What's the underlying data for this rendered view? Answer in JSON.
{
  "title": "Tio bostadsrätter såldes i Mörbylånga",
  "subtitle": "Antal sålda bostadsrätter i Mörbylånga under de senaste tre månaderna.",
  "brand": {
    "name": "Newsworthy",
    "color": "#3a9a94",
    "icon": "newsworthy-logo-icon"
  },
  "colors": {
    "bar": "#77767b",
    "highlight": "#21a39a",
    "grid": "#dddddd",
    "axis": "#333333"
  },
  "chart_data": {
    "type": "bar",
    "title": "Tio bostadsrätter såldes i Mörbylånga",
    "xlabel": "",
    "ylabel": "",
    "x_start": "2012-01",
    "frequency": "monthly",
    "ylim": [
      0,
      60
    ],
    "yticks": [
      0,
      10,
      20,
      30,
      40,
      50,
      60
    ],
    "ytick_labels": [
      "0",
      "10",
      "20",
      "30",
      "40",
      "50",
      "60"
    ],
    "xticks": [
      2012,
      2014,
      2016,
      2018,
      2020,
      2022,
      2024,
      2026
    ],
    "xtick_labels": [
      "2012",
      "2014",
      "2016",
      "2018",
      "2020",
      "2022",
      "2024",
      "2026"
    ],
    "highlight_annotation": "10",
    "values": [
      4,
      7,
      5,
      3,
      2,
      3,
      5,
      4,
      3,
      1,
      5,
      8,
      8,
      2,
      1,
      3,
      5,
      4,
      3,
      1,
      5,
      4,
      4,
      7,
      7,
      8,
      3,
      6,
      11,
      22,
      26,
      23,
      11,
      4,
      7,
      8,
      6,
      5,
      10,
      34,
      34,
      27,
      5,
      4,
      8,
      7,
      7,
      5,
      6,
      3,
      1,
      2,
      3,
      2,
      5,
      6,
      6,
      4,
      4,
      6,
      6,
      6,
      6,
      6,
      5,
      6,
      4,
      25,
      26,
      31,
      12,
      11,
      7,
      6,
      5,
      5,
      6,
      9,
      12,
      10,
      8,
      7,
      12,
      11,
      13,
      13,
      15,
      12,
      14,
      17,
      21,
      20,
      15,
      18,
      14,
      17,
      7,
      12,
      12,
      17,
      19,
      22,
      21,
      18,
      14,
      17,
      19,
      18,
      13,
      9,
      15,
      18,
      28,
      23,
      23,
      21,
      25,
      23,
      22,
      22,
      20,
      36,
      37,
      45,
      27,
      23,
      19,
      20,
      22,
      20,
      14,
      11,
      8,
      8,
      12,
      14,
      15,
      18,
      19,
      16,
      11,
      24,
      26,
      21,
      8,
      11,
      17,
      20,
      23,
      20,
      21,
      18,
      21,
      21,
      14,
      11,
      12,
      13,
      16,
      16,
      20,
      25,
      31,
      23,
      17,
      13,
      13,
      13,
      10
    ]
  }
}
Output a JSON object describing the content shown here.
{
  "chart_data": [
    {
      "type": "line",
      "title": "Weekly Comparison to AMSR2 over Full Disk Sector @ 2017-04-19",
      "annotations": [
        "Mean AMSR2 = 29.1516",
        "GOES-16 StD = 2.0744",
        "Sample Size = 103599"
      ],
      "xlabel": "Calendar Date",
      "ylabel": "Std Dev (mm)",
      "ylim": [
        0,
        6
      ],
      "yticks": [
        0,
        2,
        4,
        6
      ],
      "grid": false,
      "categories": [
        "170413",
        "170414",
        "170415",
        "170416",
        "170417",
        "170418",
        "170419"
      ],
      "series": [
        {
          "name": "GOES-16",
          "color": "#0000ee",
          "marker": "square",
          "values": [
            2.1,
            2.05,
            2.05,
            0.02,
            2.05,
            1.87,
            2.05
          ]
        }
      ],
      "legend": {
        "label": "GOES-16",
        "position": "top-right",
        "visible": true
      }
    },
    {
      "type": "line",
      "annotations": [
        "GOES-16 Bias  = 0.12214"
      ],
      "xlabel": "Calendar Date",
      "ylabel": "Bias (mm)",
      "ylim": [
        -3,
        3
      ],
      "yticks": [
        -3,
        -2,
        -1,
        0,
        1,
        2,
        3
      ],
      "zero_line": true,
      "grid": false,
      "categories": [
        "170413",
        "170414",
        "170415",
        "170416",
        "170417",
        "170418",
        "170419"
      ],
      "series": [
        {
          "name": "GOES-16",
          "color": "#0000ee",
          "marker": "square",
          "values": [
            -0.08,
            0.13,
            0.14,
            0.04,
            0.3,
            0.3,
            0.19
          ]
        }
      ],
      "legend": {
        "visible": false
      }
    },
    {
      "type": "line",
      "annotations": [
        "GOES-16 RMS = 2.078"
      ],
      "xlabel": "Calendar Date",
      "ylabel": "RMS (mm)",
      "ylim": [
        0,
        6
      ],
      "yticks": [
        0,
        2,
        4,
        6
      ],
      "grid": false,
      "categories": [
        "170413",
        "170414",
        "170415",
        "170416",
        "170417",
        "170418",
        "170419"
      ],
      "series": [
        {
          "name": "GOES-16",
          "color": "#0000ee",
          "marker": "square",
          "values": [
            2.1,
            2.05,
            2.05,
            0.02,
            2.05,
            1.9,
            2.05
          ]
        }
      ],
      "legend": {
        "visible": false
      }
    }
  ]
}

TASK INSTRUCTIONS >>
Exactly reproduce every record.

FULL OUTPUT >>
What's the underlying data for this rendered view? Answer in JSON.
{
  "title": "Tio bostadsrätter såldes i Mörbylånga",
  "subtitle": "Antal sålda bostadsrätter i Mörbylånga under de senaste tre månaderna.",
  "brand": {
    "name": "Newsworthy",
    "color": "#3a9a94",
    "icon": "newsworthy-logo-icon"
  },
  "colors": {
    "bar": "#77767b",
    "highlight": "#21a39a",
    "grid": "#dddddd",
    "axis": "#333333"
  },
  "chart_data": {
    "type": "bar",
    "title": "Tio bostadsrätter såldes i Mörbylånga",
    "xlabel": "",
    "ylabel": "",
    "x_start": "2012-01",
    "frequency": "monthly",
    "ylim": [
      0,
      60
    ],
    "yticks": [
      0,
      10,
      20,
      30,
      40,
      50,
      60
    ],
    "ytick_labels": [
      "0",
      "10",
      "20",
      "30",
      "40",
      "50",
      "60"
    ],
    "xticks": [
      2012,
      2014,
      2016,
      2018,
      2020,
      2022,
      2024,
      2026
    ],
    "xtick_labels": [
      "2012",
      "2014",
      "2016",
      "2018",
      "2020",
      "2022",
      "2024",
      "2026"
    ],
    "highlight_annotation": "10",
    "values": [
      4,
      7,
      5,
      3,
      2,
      3,
      5,
      4,
      3,
      1,
      5,
      8,
      8,
      2,
      1,
      3,
      5,
      4,
      3,
      1,
      5,
      4,
      4,
      7,
      7,
      8,
      3,
      6,
      11,
      22,
      26,
      23,
      11,
      4,
      7,
      8,
      6,
      5,
      10,
      34,
      34,
      27,
      5,
      4,
      8,
      7,
      7,
      5,
      6,
      3,
      1,
      2,
      3,
      2,
      5,
      6,
      6,
      4,
      4,
      6,
      6,
      6,
      6,
      6,
      5,
      6,
      4,
      25,
      26,
      31,
      12,
      11,
      7,
      6,
      5,
      5,
      6,
      9,
      12,
      10,
      8,
      7,
      12,
      11,
      13,
      13,
      15,
      12,
      14,
      17,
      21,
      20,
      15,
      18,
      14,
      17,
      7,
      12,
      12,
      17,
      19,
      22,
      21,
      18,
      14,
      17,
      19,
      18,
      13,
      9,
      15,
      18,
      28,
      23,
      23,
      21,
      25,
      23,
      22,
      22,
      20,
      36,
      37,
      45,
      27,
      23,
      19,
      20,
      22,
      20,
      14,
      11,
      8,
      8,
      12,
      14,
      15,
      18,
      19,
      16,
      11,
      24,
      26,
      21,
      8,
      11,
      17,
      20,
      23,
      20,
      21,
      18,
      21,
      21,
      14,
      11,
      12,
      13,
      16,
      16,
      20,
      25,
      31,
      23,
      17,
      13,
      13,
      13,
      10
    ]
  }
}
Output a JSON object describing the content shown here.
{
  "chart_data": [
    {
      "type": "line",
      "title": "Weekly Comparison to AMSR2 over Full Disk Sector @ 2017-04-19",
      "annotations": [
        "Mean AMSR2 = 29.1516",
        "GOES-16 StD = 2.0744",
        "Sample Size = 103599"
      ],
      "xlabel": "Calendar Date",
      "ylabel": "Std Dev (mm)",
      "ylim": [
        0,
        6
      ],
      "yticks": [
        0,
        2,
        4,
        6
      ],
      "grid": false,
      "categories": [
        "170413",
        "170414",
        "170415",
        "170416",
        "170417",
        "170418",
        "170419"
      ],
      "series": [
        {
          "name": "GOES-16",
          "color": "#0000ee",
          "marker": "square",
          "values": [
            2.1,
            2.05,
            2.05,
            0.02,
            2.05,
            1.87,
            2.05
          ]
        }
      ],
      "legend": {
        "label": "GOES-16",
        "position": "top-right",
        "visible": true
      }
    },
    {
      "type": "line",
      "annotations": [
        "GOES-16 Bias  = 0.12214"
      ],
      "xlabel": "Calendar Date",
      "ylabel": "Bias (mm)",
      "ylim": [
        -3,
        3
      ],
      "yticks": [
        -3,
        -2,
        -1,
        0,
        1,
        2,
        3
      ],
      "zero_line": true,
      "grid": false,
      "categories": [
        "170413",
        "170414",
        "170415",
        "170416",
        "170417",
        "170418",
        "170419"
      ],
      "series": [
        {
          "name": "GOES-16",
          "color": "#0000ee",
          "marker": "square",
          "values": [
            -0.08,
            0.13,
            0.14,
            0.04,
            0.3,
            0.3,
            0.19
          ]
        }
      ],
      "legend": {
        "visible": false
      }
    },
    {
      "type": "line",
      "annotations": [
        "GOES-16 RMS = 2.078"
      ],
      "xlabel": "Calendar Date",
      "ylabel": "RMS (mm)",
      "ylim": [
        0,
        6
      ],
      "yticks": [
        0,
        2,
        4,
        6
      ],
      "grid": false,
      "categories": [
        "170413",
        "170414",
        "170415",
        "170416",
        "170417",
        "170418",
        "170419"
      ],
      "series": [
        {
          "name": "GOES-16",
          "color": "#0000ee",
          "marker": "square",
          "values": [
            2.1,
            2.05,
            2.05,
            0.02,
            2.05,
            1.9,
            2.05
          ]
        }
      ],
      "legend": {
        "visible": false
      }
    }
  ]
}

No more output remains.